▶ MATERIALS PROVIDED
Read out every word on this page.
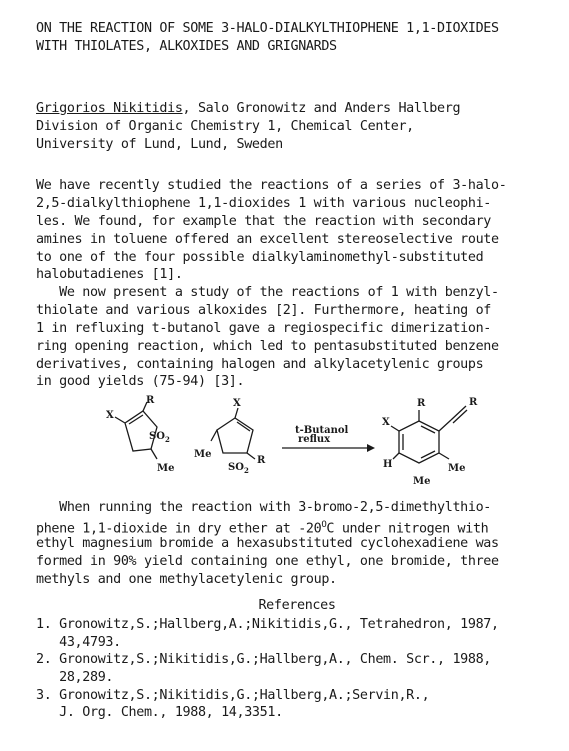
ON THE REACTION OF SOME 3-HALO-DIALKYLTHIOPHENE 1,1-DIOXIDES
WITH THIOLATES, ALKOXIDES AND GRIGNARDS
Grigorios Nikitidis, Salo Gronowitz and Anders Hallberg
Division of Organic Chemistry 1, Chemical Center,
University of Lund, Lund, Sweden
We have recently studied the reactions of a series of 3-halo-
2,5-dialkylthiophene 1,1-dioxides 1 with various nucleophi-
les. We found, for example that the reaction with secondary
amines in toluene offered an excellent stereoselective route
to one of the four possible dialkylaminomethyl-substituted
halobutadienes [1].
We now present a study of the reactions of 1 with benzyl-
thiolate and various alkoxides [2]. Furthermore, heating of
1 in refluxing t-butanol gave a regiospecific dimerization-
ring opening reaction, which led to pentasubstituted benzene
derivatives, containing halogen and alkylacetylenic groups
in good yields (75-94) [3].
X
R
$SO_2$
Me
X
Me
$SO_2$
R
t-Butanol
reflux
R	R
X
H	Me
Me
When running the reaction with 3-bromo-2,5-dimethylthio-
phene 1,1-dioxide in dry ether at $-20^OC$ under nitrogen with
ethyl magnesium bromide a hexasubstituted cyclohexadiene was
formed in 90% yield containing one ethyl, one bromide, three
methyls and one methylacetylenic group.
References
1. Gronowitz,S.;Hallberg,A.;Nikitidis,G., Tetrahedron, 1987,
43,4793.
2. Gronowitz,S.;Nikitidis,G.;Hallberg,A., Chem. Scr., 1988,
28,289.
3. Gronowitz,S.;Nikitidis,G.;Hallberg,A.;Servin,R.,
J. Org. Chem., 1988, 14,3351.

▶ TASK GOAL
Copy out all lines above that include the string "various".

▶ EXERCISE SOLUTION
2,5-dialkylthiophene 1,1-dioxides 1 with various nucleophi-
thiolate and various alkoxides [2]. Furthermore, heating of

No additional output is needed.